▸ Problem:
Return all lines below containing the word "Республике".

--- Start of Input for this task ---

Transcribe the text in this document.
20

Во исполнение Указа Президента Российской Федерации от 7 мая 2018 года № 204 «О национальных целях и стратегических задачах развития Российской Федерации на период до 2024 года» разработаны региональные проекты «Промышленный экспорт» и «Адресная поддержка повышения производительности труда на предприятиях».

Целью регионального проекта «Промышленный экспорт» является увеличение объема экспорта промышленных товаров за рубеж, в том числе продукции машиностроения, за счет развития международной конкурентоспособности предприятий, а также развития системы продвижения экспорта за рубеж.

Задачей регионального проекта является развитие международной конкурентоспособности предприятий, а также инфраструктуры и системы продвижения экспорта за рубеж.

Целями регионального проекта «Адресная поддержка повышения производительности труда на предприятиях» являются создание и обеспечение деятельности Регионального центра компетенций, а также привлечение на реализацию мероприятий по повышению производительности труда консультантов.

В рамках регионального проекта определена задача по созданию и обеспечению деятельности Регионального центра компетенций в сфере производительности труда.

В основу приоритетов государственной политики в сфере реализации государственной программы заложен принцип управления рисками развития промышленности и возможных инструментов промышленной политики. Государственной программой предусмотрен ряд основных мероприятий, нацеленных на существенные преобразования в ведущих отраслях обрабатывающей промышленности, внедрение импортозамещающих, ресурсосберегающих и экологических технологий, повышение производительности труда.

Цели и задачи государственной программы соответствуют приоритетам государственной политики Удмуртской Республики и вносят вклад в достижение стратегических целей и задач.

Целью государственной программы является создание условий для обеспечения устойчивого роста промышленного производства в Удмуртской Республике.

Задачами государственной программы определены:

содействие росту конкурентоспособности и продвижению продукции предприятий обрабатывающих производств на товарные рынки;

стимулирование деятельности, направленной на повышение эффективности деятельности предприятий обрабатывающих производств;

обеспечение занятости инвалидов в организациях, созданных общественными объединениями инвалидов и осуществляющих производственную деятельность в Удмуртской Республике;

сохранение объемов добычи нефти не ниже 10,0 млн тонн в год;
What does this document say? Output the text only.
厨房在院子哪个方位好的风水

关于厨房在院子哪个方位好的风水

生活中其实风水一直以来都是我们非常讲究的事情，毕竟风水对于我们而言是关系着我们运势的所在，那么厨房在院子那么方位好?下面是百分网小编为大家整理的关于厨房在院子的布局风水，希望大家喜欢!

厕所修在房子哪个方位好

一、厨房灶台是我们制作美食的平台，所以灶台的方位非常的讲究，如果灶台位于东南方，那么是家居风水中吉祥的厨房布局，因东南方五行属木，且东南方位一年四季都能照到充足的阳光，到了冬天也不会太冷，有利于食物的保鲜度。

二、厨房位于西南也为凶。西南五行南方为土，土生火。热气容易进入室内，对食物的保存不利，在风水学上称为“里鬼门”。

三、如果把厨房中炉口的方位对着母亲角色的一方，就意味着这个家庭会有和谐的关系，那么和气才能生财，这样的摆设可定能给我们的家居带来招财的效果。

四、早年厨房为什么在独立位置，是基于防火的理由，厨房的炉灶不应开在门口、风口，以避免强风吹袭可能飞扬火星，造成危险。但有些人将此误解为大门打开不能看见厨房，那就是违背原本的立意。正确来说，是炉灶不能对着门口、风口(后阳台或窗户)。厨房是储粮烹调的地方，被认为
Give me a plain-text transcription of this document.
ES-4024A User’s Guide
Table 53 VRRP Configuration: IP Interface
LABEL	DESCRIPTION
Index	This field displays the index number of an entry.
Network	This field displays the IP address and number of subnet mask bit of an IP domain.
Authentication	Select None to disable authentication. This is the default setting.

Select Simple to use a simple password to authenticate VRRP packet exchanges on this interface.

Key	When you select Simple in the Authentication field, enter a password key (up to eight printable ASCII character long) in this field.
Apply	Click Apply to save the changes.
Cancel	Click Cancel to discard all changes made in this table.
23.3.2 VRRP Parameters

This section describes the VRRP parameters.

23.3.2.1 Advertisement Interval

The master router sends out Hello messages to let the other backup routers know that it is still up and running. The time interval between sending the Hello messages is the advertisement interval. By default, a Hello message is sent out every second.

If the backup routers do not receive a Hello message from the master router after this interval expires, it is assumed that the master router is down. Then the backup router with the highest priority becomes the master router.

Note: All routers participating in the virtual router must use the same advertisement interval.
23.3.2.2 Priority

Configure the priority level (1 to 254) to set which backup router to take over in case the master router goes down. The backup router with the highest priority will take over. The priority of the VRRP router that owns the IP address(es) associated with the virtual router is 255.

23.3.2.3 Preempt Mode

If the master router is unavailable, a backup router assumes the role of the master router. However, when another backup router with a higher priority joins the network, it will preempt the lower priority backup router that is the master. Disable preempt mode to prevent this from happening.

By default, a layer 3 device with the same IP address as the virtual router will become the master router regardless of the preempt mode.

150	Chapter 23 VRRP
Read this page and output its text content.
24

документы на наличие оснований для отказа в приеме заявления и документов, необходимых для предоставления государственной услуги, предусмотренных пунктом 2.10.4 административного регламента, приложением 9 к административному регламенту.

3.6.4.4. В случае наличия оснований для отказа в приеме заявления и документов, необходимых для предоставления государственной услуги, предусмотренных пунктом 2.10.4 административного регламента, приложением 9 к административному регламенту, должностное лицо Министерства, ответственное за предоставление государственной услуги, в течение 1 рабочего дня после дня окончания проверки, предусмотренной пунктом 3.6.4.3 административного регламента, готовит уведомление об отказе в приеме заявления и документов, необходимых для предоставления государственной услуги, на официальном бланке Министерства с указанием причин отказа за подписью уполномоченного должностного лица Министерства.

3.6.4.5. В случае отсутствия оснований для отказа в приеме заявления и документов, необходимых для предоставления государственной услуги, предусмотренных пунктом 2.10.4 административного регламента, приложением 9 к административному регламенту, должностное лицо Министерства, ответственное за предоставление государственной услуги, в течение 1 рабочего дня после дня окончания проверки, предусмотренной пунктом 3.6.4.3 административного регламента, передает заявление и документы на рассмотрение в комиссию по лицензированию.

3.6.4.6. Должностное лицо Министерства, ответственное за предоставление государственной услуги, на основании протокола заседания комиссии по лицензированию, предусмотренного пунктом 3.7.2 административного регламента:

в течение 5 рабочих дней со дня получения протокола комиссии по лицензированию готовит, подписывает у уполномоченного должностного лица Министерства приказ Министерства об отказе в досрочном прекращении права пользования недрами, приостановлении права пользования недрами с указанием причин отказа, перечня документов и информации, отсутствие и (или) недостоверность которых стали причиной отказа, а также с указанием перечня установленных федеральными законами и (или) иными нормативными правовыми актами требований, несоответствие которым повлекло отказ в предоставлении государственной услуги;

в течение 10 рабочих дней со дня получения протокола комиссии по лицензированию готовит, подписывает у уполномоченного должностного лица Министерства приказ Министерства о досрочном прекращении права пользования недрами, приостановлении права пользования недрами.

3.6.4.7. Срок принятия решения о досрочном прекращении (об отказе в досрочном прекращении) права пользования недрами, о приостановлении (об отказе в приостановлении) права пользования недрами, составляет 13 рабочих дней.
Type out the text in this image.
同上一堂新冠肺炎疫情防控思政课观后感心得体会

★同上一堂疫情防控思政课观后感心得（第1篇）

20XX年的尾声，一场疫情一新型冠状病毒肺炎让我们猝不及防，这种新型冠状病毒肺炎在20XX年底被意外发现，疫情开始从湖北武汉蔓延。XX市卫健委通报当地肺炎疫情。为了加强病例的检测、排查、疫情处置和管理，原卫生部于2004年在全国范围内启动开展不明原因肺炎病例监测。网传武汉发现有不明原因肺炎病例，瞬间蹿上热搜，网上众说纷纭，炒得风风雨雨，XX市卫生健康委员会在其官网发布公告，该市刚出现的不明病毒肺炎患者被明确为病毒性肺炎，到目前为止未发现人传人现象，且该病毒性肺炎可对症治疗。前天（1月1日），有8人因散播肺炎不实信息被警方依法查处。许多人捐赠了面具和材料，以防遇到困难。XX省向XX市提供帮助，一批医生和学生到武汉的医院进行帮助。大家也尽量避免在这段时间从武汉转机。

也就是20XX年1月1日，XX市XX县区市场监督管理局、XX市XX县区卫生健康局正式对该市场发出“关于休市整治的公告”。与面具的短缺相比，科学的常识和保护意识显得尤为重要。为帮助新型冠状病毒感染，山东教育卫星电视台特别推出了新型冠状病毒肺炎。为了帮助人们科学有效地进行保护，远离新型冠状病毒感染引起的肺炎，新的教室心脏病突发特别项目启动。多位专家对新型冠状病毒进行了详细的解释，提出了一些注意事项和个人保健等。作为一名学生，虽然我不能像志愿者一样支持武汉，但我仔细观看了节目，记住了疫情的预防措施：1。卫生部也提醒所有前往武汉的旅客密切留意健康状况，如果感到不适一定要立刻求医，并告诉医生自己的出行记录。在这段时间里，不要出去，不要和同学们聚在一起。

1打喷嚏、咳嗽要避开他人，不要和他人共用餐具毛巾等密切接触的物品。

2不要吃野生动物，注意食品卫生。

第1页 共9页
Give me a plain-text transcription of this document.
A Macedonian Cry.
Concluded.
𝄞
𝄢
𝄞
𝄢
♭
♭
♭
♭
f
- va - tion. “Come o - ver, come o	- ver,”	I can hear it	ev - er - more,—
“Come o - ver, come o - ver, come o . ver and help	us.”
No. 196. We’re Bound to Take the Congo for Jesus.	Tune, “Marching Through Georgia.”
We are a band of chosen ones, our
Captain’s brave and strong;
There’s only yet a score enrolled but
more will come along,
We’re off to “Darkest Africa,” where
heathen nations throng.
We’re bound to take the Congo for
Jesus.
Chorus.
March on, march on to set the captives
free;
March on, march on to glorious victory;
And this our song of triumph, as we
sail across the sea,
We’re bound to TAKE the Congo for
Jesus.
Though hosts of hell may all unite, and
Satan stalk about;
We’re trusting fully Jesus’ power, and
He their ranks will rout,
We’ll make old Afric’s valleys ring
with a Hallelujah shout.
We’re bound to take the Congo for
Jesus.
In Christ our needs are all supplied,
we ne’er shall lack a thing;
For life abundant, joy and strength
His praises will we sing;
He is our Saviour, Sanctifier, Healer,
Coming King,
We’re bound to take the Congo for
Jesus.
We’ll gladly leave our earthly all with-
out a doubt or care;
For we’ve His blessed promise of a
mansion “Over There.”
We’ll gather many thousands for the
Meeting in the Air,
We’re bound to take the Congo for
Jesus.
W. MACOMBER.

--- End of Input for this task ---

▸ Solution:
Целью государственной программы является создание условий для обеспечения устойчивого роста промышленного производства в Удмуртской Республике.
обеспечение занятости инвалидов в организациях, созданных общественными объединениями инвалидов и осуществляющих производственную деятельность в Удмуртской Республике;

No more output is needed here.